Directions for this task:
Go through the listing and copy every line word for word.

Data for this task:
** Begin **
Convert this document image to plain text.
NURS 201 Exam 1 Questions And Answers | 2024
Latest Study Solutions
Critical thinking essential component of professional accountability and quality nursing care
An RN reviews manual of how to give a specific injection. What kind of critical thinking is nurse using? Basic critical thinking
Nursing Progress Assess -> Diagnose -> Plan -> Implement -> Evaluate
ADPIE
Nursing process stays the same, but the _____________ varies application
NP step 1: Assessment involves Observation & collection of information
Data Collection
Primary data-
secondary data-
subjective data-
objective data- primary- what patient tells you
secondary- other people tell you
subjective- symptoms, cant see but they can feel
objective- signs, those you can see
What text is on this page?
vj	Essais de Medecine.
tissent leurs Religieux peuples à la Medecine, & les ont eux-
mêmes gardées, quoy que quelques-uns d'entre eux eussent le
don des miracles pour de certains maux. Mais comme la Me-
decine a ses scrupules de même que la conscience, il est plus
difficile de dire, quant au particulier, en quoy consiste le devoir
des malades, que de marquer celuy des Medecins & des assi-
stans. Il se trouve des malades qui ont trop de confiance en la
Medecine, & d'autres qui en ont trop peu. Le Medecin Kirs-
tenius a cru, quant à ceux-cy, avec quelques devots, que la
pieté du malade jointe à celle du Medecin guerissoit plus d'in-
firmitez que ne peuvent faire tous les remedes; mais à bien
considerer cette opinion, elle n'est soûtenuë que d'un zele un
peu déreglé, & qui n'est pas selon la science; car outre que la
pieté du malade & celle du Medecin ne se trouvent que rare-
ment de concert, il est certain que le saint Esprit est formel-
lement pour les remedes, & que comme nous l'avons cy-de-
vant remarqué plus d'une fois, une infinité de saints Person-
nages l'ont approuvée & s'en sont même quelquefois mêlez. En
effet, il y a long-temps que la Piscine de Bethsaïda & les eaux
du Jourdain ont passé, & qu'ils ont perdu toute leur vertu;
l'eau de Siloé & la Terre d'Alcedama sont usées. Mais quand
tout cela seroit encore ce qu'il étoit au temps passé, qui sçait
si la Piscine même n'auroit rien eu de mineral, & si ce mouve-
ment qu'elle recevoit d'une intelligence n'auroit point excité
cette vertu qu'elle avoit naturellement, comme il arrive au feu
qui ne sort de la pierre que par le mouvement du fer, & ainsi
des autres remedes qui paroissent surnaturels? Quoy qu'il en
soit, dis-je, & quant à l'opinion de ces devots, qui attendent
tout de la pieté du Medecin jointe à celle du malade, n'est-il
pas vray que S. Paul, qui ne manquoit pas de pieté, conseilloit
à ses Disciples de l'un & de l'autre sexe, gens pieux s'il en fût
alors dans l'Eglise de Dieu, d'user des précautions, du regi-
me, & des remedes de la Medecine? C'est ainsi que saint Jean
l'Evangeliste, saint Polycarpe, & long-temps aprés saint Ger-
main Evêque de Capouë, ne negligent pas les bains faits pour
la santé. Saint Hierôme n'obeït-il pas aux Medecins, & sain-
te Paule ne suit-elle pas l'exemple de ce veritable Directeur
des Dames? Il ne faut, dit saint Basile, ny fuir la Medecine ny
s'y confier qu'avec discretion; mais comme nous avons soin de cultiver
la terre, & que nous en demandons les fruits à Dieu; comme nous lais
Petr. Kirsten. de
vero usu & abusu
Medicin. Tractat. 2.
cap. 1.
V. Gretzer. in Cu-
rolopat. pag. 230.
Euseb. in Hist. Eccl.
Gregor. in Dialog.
** End **
The output:
Convert this document image to plain text.
NURS 201 Exam 1 Questions And Answers | 2024
Latest Study Solutions
Critical thinking essential component of professional accountability and quality nursing care
An RN reviews manual of how to give a specific injection. What kind of critical thinking is nurse using? Basic critical thinking
Nursing Progress Assess -> Diagnose -> Plan -> Implement -> Evaluate
ADPIE
Nursing process stays the same, but the _____________ varies application
NP step 1: Assessment involves Observation & collection of information
Data Collection
Primary data-
secondary data-
subjective data-
objective data- primary- what patient tells you
secondary- other people tell you
subjective- symptoms, cant see but they can feel
objective- signs, those you can see
What text is on this page?
vj	Essais de Medecine.
tissent leurs Religieux peuples à la Medecine, & les ont eux-
mêmes gardées, quoy que quelques-uns d'entre eux eussent le
don des miracles pour de certains maux. Mais comme la Me-
decine a ses scrupules de même que la conscience, il est plus
difficile de dire, quant au particulier, en quoy consiste le devoir
des malades, que de marquer celuy des Medecins & des assi-
stans. Il se trouve des malades qui ont trop de confiance en la
Medecine, & d'autres qui en ont trop peu. Le Medecin Kirs-
tenius a cru, quant à ceux-cy, avec quelques devots, que la
pieté du malade jointe à celle du Medecin guerissoit plus d'in-
firmitez que ne peuvent faire tous les remedes; mais à bien
considerer cette opinion, elle n'est soûtenuë que d'un zele un
peu déreglé, & qui n'est pas selon la science; car outre que la
pieté du malade & celle du Medecin ne se trouvent que rare-
ment de concert, il est certain que le saint Esprit est formel-
lement pour les remedes, & que comme nous l'avons cy-de-
vant remarqué plus d'une fois, une infinité de saints Person-
nages l'ont approuvée & s'en sont même quelquefois mêlez. En
effet, il y a long-temps que la Piscine de Bethsaïda & les eaux
du Jourdain ont passé, & qu'ils ont perdu toute leur vertu;
l'eau de Siloé & la Terre d'Alcedama sont usées. Mais quand
tout cela seroit encore ce qu'il étoit au temps passé, qui sçait
si la Piscine même n'auroit rien eu de mineral, & si ce mouve-
ment qu'elle recevoit d'une intelligence n'auroit point excité
cette vertu qu'elle avoit naturellement, comme il arrive au feu
qui ne sort de la pierre que par le mouvement du fer, & ainsi
des autres remedes qui paroissent surnaturels? Quoy qu'il en
soit, dis-je, & quant à l'opinion de ces devots, qui attendent
tout de la pieté du Medecin jointe à celle du malade, n'est-il
pas vray que S. Paul, qui ne manquoit pas de pieté, conseilloit
à ses Disciples de l'un & de l'autre sexe, gens pieux s'il en fût
alors dans l'Eglise de Dieu, d'user des précautions, du regi-
me, & des remedes de la Medecine? C'est ainsi que saint Jean
l'Evangeliste, saint Polycarpe, & long-temps aprés saint Ger-
main Evêque de Capouë, ne negligent pas les bains faits pour
la santé. Saint Hierôme n'obeït-il pas aux Medecins, & sain-
te Paule ne suit-elle pas l'exemple de ce veritable Directeur
des Dames? Il ne faut, dit saint Basile, ny fuir la Medecine ny
s'y confier qu'avec discretion; mais comme nous avons soin de cultiver
la terre, & que nous en demandons les fruits à Dieu; comme nous lais
Petr. Kirsten. de
vero usu & abusu
Medicin. Tractat. 2.
cap. 1.
V. Gretzer. in Cu-
rolopat. pag. 230.
Euseb. in Hist. Eccl.
Gregor. in Dialog.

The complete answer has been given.